__Entries from a dataset__:
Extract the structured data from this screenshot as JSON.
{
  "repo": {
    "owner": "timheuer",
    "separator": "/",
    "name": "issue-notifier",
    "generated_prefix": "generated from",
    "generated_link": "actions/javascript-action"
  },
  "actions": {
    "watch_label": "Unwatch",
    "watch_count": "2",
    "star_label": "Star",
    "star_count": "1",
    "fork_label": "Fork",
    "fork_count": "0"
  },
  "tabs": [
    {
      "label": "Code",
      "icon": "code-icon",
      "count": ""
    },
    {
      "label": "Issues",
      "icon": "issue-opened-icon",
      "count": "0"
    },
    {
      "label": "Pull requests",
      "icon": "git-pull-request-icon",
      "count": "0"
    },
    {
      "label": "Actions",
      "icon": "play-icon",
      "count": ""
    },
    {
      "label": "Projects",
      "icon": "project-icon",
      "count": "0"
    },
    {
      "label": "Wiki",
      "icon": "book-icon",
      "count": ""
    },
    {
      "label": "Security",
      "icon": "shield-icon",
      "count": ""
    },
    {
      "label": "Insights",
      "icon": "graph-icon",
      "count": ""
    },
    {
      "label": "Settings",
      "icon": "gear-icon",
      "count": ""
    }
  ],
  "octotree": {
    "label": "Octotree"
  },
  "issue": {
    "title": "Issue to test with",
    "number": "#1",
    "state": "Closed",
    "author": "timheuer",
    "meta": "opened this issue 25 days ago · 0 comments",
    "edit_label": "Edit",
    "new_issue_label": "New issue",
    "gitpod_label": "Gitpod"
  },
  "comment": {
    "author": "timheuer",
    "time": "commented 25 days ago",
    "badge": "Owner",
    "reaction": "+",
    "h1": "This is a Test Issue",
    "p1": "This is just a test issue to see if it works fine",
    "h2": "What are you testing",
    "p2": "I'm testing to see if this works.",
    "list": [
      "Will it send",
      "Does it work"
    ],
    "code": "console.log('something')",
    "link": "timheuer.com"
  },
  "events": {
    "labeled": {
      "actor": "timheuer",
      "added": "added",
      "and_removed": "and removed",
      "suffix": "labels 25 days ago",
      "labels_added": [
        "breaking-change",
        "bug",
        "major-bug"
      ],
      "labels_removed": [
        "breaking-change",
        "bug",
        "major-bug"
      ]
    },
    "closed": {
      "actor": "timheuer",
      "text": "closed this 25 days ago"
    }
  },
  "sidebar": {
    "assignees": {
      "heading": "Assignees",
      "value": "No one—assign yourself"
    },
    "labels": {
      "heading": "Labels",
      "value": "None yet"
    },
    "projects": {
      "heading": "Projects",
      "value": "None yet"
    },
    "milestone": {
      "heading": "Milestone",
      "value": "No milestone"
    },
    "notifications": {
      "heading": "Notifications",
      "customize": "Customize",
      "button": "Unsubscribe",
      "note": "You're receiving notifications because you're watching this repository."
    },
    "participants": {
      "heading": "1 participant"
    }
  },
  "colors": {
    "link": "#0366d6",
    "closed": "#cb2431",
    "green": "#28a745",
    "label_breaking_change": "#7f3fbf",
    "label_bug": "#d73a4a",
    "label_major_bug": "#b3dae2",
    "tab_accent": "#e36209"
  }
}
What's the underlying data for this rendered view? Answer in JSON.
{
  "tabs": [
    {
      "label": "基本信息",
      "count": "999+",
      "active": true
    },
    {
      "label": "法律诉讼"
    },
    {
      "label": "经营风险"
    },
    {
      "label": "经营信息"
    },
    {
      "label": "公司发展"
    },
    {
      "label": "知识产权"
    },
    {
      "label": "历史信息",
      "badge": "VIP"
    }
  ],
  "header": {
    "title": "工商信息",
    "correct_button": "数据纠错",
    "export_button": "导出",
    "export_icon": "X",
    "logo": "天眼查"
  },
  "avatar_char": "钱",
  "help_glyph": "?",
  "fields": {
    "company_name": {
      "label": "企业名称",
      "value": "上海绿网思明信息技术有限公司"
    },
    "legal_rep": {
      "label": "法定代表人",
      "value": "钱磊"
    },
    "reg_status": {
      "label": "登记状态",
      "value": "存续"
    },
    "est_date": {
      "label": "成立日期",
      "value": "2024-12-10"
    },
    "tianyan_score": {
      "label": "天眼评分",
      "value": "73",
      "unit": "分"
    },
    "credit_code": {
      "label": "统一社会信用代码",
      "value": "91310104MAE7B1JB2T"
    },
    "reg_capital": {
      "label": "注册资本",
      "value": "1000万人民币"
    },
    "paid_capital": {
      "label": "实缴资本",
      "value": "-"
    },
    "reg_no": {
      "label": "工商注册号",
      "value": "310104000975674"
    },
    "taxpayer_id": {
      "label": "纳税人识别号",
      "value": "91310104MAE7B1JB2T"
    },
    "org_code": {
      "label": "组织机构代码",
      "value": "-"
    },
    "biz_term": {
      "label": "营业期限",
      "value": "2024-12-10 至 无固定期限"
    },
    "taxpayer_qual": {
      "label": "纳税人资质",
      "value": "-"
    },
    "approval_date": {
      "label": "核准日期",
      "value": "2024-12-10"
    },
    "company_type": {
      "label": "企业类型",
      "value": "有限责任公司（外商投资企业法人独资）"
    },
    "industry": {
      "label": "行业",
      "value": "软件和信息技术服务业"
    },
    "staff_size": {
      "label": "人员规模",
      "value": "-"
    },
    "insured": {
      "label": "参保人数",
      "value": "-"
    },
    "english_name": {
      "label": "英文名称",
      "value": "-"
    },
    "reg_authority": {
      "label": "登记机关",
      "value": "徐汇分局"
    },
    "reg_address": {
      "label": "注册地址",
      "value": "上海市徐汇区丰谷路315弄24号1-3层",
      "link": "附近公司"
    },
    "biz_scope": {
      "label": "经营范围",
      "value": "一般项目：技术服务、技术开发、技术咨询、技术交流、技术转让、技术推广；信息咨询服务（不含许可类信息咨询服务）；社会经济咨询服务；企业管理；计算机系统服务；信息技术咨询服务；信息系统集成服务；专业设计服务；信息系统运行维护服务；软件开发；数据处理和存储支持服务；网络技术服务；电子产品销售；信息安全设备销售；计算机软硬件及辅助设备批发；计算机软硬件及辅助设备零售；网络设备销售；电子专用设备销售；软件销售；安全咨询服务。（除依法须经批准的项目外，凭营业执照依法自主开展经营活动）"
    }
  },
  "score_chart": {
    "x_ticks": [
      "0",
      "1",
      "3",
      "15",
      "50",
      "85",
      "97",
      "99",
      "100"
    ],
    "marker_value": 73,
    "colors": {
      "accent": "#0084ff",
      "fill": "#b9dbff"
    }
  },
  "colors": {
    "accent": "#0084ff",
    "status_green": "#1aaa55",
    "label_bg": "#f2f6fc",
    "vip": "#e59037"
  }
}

__Directions__:
Return every entry exactly as given.

__Solution__:
Extract the structured data from this screenshot as JSON.
{
  "repo": {
    "owner": "timheuer",
    "separator": "/",
    "name": "issue-notifier",
    "generated_prefix": "generated from",
    "generated_link": "actions/javascript-action"
  },
  "actions": {
    "watch_label": "Unwatch",
    "watch_count": "2",
    "star_label": "Star",
    "star_count": "1",
    "fork_label": "Fork",
    "fork_count": "0"
  },
  "tabs": [
    {
      "label": "Code",
      "icon": "code-icon",
      "count": ""
    },
    {
      "label": "Issues",
      "icon": "issue-opened-icon",
      "count": "0"
    },
    {
      "label": "Pull requests",
      "icon": "git-pull-request-icon",
      "count": "0"
    },
    {
      "label": "Actions",
      "icon": "play-icon",
      "count": ""
    },
    {
      "label": "Projects",
      "icon": "project-icon",
      "count": "0"
    },
    {
      "label": "Wiki",
      "icon": "book-icon",
      "count": ""
    },
    {
      "label": "Security",
      "icon": "shield-icon",
      "count": ""
    },
    {
      "label": "Insights",
      "icon": "graph-icon",
      "count": ""
    },
    {
      "label": "Settings",
      "icon": "gear-icon",
      "count": ""
    }
  ],
  "octotree": {
    "label": "Octotree"
  },
  "issue": {
    "title": "Issue to test with",
    "number": "#1",
    "state": "Closed",
    "author": "timheuer",
    "meta": "opened this issue 25 days ago · 0 comments",
    "edit_label": "Edit",
    "new_issue_label": "New issue",
    "gitpod_label": "Gitpod"
  },
  "comment": {
    "author": "timheuer",
    "time": "commented 25 days ago",
    "badge": "Owner",
    "reaction": "+",
    "h1": "This is a Test Issue",
    "p1": "This is just a test issue to see if it works fine",
    "h2": "What are you testing",
    "p2": "I'm testing to see if this works.",
    "list": [
      "Will it send",
      "Does it work"
    ],
    "code": "console.log('something')",
    "link": "timheuer.com"
  },
  "events": {
    "labeled": {
      "actor": "timheuer",
      "added": "added",
      "and_removed": "and removed",
      "suffix": "labels 25 days ago",
      "labels_added": [
        "breaking-change",
        "bug",
        "major-bug"
      ],
      "labels_removed": [
        "breaking-change",
        "bug",
        "major-bug"
      ]
    },
    "closed": {
      "actor": "timheuer",
      "text": "closed this 25 days ago"
    }
  },
  "sidebar": {
    "assignees": {
      "heading": "Assignees",
      "value": "No one—assign yourself"
    },
    "labels": {
      "heading": "Labels",
      "value": "None yet"
    },
    "projects": {
      "heading": "Projects",
      "value": "None yet"
    },
    "milestone": {
      "heading": "Milestone",
      "value": "No milestone"
    },
    "notifications": {
      "heading": "Notifications",
      "customize": "Customize",
      "button": "Unsubscribe",
      "note": "You're receiving notifications because you're watching this repository."
    },
    "participants": {
      "heading": "1 participant"
    }
  },
  "colors": {
    "link": "#0366d6",
    "closed": "#cb2431",
    "green": "#28a745",
    "label_breaking_change": "#7f3fbf",
    "label_bug": "#d73a4a",
    "label_major_bug": "#b3dae2",
    "tab_accent": "#e36209"
  }
}
What's the underlying data for this rendered view? Answer in JSON.
{
  "tabs": [
    {
      "label": "基本信息",
      "count": "999+",
      "active": true
    },
    {
      "label": "法律诉讼"
    },
    {
      "label": "经营风险"
    },
    {
      "label": "经营信息"
    },
    {
      "label": "公司发展"
    },
    {
      "label": "知识产权"
    },
    {
      "label": "历史信息",
      "badge": "VIP"
    }
  ],
  "header": {
    "title": "工商信息",
    "correct_button": "数据纠错",
    "export_button": "导出",
    "export_icon": "X",
    "logo": "天眼查"
  },
  "avatar_char": "钱",
  "help_glyph": "?",
  "fields": {
    "company_name": {
      "label": "企业名称",
      "value": "上海绿网思明信息技术有限公司"
    },
    "legal_rep": {
      "label": "法定代表人",
      "value": "钱磊"
    },
    "reg_status": {
      "label": "登记状态",
      "value": "存续"
    },
    "est_date": {
      "label": "成立日期",
      "value": "2024-12-10"
    },
    "tianyan_score": {
      "label": "天眼评分",
      "value": "73",
      "unit": "分"
    },
    "credit_code": {
      "label": "统一社会信用代码",
      "value": "91310104MAE7B1JB2T"
    },
    "reg_capital": {
      "label": "注册资本",
      "value": "1000万人民币"
    },
    "paid_capital": {
      "label": "实缴资本",
      "value": "-"
    },
    "reg_no": {
      "label": "工商注册号",
      "value": "310104000975674"
    },
    "taxpayer_id": {
      "label": "纳税人识别号",
      "value": "91310104MAE7B1JB2T"
    },
    "org_code": {
      "label": "组织机构代码",
      "value": "-"
    },
    "biz_term": {
      "label": "营业期限",
      "value": "2024-12-10 至 无固定期限"
    },
    "taxpayer_qual": {
      "label": "纳税人资质",
      "value": "-"
    },
    "approval_date": {
      "label": "核准日期",
      "value": "2024-12-10"
    },
    "company_type": {
      "label": "企业类型",
      "value": "有限责任公司（外商投资企业法人独资）"
    },
    "industry": {
      "label": "行业",
      "value": "软件和信息技术服务业"
    },
    "staff_size": {
      "label": "人员规模",
      "value": "-"
    },
    "insured": {
      "label": "参保人数",
      "value": "-"
    },
    "english_name": {
      "label": "英文名称",
      "value": "-"
    },
    "reg_authority": {
      "label": "登记机关",
      "value": "徐汇分局"
    },
    "reg_address": {
      "label": "注册地址",
      "value": "上海市徐汇区丰谷路315弄24号1-3层",
      "link": "附近公司"
    },
    "biz_scope": {
      "label": "经营范围",
      "value": "一般项目：技术服务、技术开发、技术咨询、技术交流、技术转让、技术推广；信息咨询服务（不含许可类信息咨询服务）；社会经济咨询服务；企业管理；计算机系统服务；信息技术咨询服务；信息系统集成服务；专业设计服务；信息系统运行维护服务；软件开发；数据处理和存储支持服务；网络技术服务；电子产品销售；信息安全设备销售；计算机软硬件及辅助设备批发；计算机软硬件及辅助设备零售；网络设备销售；电子专用设备销售；软件销售；安全咨询服务。（除依法须经批准的项目外，凭营业执照依法自主开展经营活动）"
    }
  },
  "score_chart": {
    "x_ticks": [
      "0",
      "1",
      "3",
      "15",
      "50",
      "85",
      "97",
      "99",
      "100"
    ],
    "marker_value": 73,
    "colors": {
      "accent": "#0084ff",
      "fill": "#b9dbff"
    }
  },
  "colors": {
    "accent": "#0084ff",
    "status_green": "#1aaa55",
    "label_bg": "#f2f6fc",
    "vip": "#e59037"
  }
}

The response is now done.